* Start RECORD SET *

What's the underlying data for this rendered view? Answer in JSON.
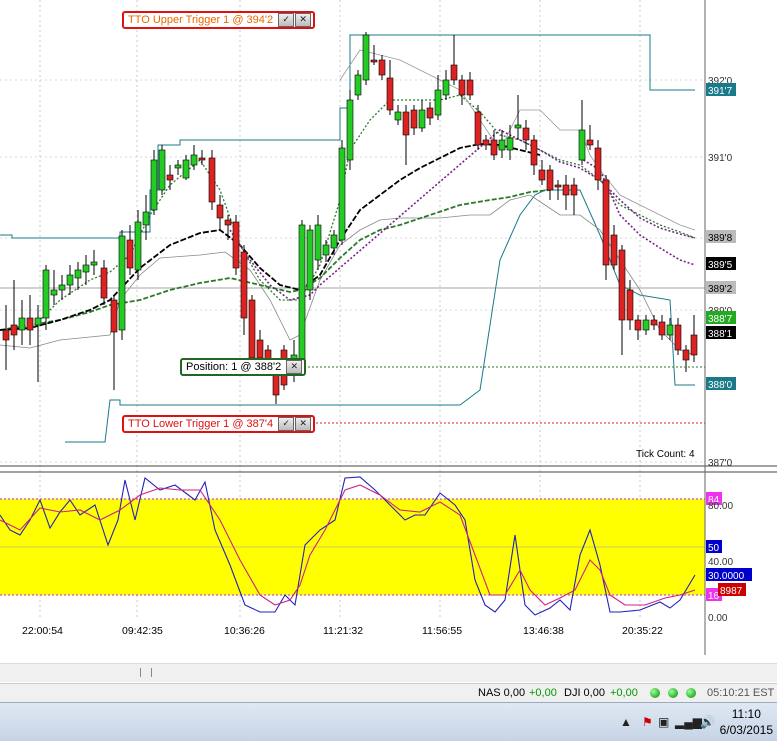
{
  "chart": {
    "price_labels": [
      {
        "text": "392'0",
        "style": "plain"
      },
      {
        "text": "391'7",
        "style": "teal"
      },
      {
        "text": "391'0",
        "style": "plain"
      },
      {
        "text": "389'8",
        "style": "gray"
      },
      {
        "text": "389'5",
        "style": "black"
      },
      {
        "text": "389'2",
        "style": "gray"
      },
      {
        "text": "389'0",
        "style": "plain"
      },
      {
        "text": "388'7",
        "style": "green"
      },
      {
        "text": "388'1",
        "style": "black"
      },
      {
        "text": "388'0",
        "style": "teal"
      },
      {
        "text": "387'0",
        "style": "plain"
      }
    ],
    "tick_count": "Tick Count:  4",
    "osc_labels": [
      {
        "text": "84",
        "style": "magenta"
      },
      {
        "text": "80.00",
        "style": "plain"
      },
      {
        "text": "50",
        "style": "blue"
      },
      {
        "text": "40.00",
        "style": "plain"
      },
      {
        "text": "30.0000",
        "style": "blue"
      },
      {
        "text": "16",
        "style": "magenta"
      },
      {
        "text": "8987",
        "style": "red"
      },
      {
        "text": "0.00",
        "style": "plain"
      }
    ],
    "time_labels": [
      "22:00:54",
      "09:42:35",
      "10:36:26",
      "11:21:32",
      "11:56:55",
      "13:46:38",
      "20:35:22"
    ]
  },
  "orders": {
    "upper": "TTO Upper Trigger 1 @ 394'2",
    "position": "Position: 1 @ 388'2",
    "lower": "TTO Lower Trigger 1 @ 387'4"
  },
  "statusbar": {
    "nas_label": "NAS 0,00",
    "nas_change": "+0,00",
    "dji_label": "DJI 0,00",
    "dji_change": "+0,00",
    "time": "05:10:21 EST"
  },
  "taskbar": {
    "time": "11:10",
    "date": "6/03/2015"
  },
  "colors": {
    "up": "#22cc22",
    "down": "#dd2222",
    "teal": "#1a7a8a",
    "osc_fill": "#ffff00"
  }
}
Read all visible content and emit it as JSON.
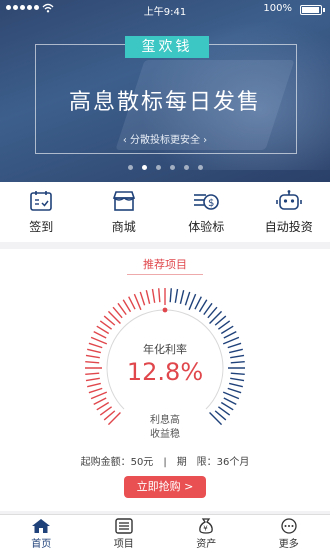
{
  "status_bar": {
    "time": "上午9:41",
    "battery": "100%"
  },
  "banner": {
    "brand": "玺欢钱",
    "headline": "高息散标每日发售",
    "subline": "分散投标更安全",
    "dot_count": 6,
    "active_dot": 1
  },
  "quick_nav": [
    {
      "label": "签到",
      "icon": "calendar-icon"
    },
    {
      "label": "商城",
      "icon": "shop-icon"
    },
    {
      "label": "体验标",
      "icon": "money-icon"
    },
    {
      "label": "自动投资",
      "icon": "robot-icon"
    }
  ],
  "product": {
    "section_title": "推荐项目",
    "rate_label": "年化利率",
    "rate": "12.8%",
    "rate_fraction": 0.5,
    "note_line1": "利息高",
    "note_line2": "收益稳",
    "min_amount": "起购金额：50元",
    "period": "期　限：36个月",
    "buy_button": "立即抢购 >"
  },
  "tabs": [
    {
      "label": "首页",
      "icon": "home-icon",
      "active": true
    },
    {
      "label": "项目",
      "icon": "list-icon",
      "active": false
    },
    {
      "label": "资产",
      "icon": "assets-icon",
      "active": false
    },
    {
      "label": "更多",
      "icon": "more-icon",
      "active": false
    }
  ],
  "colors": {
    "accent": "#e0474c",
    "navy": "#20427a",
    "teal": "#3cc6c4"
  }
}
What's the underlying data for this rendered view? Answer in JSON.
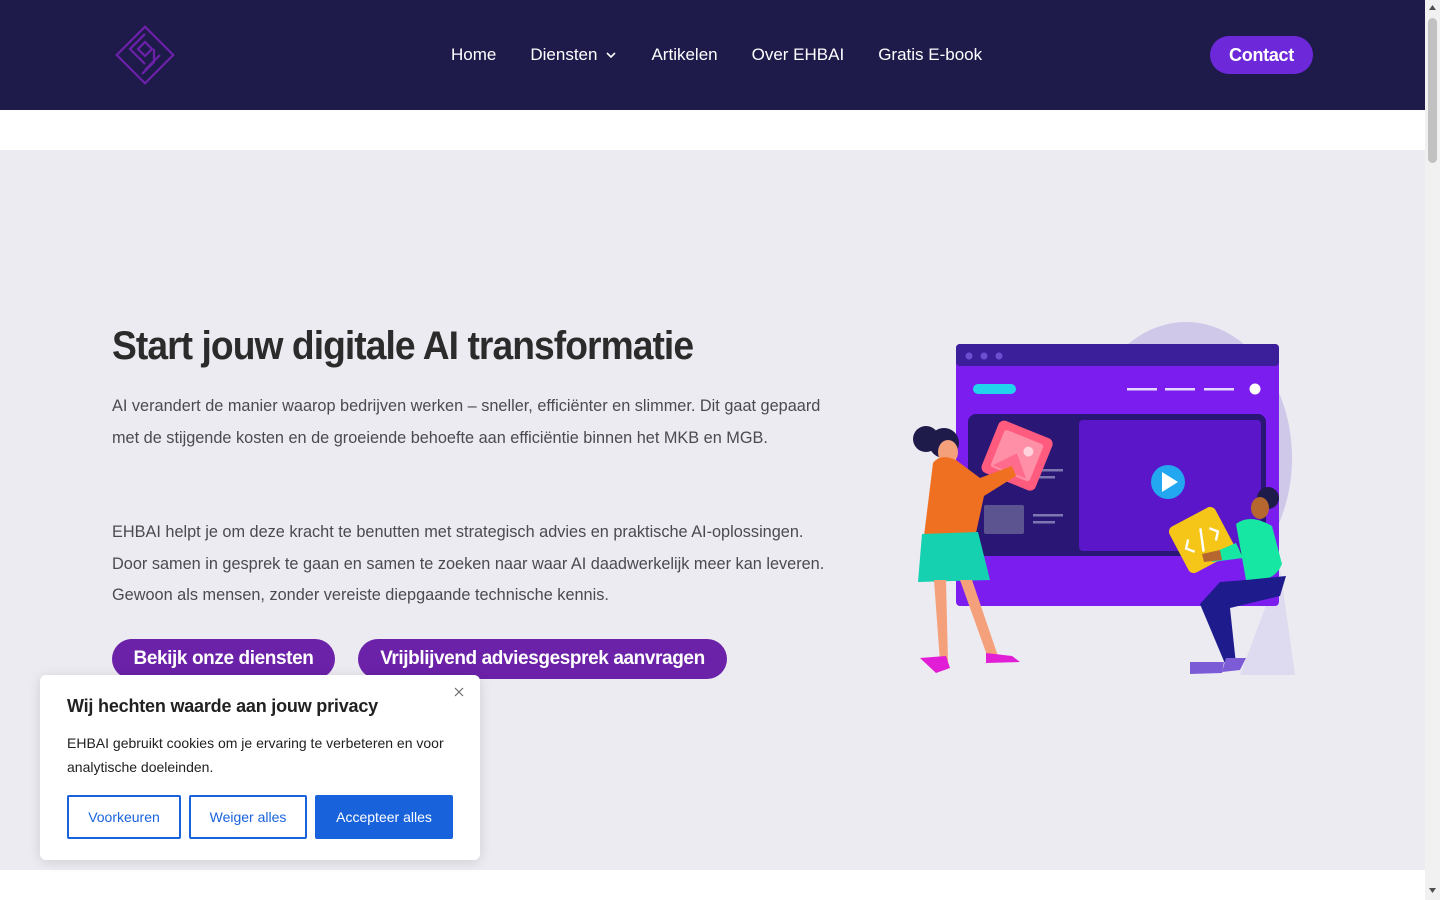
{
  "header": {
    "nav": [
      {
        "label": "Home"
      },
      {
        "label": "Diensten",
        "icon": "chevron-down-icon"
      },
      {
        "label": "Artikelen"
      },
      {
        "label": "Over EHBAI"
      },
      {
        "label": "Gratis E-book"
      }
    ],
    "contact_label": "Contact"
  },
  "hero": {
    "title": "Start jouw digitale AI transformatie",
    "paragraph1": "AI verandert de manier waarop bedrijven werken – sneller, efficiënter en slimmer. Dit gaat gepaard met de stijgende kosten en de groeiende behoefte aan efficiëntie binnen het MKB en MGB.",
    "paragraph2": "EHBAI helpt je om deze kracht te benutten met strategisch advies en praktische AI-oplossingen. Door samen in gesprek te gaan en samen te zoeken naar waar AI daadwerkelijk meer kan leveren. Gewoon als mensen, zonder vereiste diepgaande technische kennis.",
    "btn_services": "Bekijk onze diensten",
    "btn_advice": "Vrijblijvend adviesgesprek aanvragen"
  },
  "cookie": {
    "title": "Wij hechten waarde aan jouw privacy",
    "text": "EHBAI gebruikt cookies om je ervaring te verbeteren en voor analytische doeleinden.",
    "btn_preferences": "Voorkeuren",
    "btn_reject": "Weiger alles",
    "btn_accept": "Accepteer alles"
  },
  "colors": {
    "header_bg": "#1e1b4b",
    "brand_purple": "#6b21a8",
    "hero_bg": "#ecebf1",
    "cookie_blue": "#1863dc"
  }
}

* End RECORD SET *

→ THE EXERCISE: Except for the pictures, print the data above exactly.

→ EXERCISE RESPONSE:
What's the underlying data for this rendered view? Answer in JSON.
{
  "chart": {
    "price_labels": [
      {
        "text": "392'0",
        "style": "plain"
      },
      {
        "text": "391'7",
        "style": "teal"
      },
      {
        "text": "391'0",
        "style": "plain"
      },
      {
        "text": "389'8",
        "style": "gray"
      },
      {
        "text": "389'5",
        "style": "black"
      },
      {
        "text": "389'2",
        "style": "gray"
      },
      {
        "text": "389'0",
        "style": "plain"
      },
      {
        "text": "388'7",
        "style": "green"
      },
      {
        "text": "388'1",
        "style": "black"
      },
      {
        "text": "388'0",
        "style": "teal"
      },
      {
        "text": "387'0",
        "style": "plain"
      }
    ],
    "tick_count": "Tick Count:  4",
    "osc_labels": [
      {
        "text": "84",
        "style": "magenta"
      },
      {
        "text": "80.00",
        "style": "plain"
      },
      {
        "text": "50",
        "style": "blue"
      },
      {
        "text": "40.00",
        "style": "plain"
      },
      {
        "text": "30.0000",
        "style": "blue"
      },
      {
        "text": "16",
        "style": "magenta"
      },
      {
        "text": "8987",
        "style": "red"
      },
      {
        "text": "0.00",
        "style": "plain"
      }
    ],
    "time_labels": [
      "22:00:54",
      "09:42:35",
      "10:36:26",
      "11:21:32",
      "11:56:55",
      "13:46:38",
      "20:35:22"
    ]
  },
  "orders": {
    "upper": "TTO Upper Trigger 1 @ 394'2",
    "position": "Position: 1 @ 388'2",
    "lower": "TTO Lower Trigger 1 @ 387'4"
  },
  "statusbar": {
    "nas_label": "NAS 0,00",
    "nas_change": "+0,00",
    "dji_label": "DJI 0,00",
    "dji_change": "+0,00",
    "time": "05:10:21 EST"
  },
  "taskbar": {
    "time": "11:10",
    "date": "6/03/2015"
  },
  "colors": {
    "up": "#22cc22",
    "down": "#dd2222",
    "teal": "#1a7a8a",
    "osc_fill": "#ffff00"
  }
}
Read all visible content and emit it as JSON.
{
  "status_bar": {
    "time": "上午9:41",
    "battery": "100%"
  },
  "banner": {
    "brand": "玺欢钱",
    "headline": "高息散标每日发售",
    "subline": "分散投标更安全",
    "dot_count": 6,
    "active_dot": 1
  },
  "quick_nav": [
    {
      "label": "签到",
      "icon": "calendar-icon"
    },
    {
      "label": "商城",
      "icon": "shop-icon"
    },
    {
      "label": "体验标",
      "icon": "money-icon"
    },
    {
      "label": "自动投资",
      "icon": "robot-icon"
    }
  ],
  "product": {
    "section_title": "推荐项目",
    "rate_label": "年化利率",
    "rate": "12.8%",
    "rate_fraction": 0.5,
    "note_line1": "利息高",
    "note_line2": "收益稳",
    "min_amount": "起购金额：50元",
    "period": "期　限：36个月",
    "buy_button": "立即抢购 >"
  },
  "tabs": [
    {
      "label": "首页",
      "icon": "home-icon",
      "active": true
    },
    {
      "label": "项目",
      "icon": "list-icon",
      "active": false
    },
    {
      "label": "资产",
      "icon": "assets-icon",
      "active": false
    },
    {
      "label": "更多",
      "icon": "more-icon",
      "active": false
    }
  ],
  "colors": {
    "accent": "#e0474c",
    "navy": "#20427a",
    "teal": "#3cc6c4"
  }
}
What's the underlying data for this rendered view? Answer in JSON.
{
  "header": {
    "nav": [
      {
        "label": "Home"
      },
      {
        "label": "Diensten",
        "icon": "chevron-down-icon"
      },
      {
        "label": "Artikelen"
      },
      {
        "label": "Over EHBAI"
      },
      {
        "label": "Gratis E-book"
      }
    ],
    "contact_label": "Contact"
  },
  "hero": {
    "title": "Start jouw digitale AI transformatie",
    "paragraph1": "AI verandert de manier waarop bedrijven werken – sneller, efficiënter en slimmer. Dit gaat gepaard met de stijgende kosten en de groeiende behoefte aan efficiëntie binnen het MKB en MGB.",
    "paragraph2": "EHBAI helpt je om deze kracht te benutten met strategisch advies en praktische AI-oplossingen. Door samen in gesprek te gaan en samen te zoeken naar waar AI daadwerkelijk meer kan leveren. Gewoon als mensen, zonder vereiste diepgaande technische kennis.",
    "btn_services": "Bekijk onze diensten",
    "btn_advice": "Vrijblijvend adviesgesprek aanvragen"
  },
  "cookie": {
    "title": "Wij hechten waarde aan jouw privacy",
    "text": "EHBAI gebruikt cookies om je ervaring te verbeteren en voor analytische doeleinden.",
    "btn_preferences": "Voorkeuren",
    "btn_reject": "Weiger alles",
    "btn_accept": "Accepteer alles"
  },
  "colors": {
    "header_bg": "#1e1b4b",
    "brand_purple": "#6b21a8",
    "hero_bg": "#ecebf1",
    "cookie_blue": "#1863dc"
  }
}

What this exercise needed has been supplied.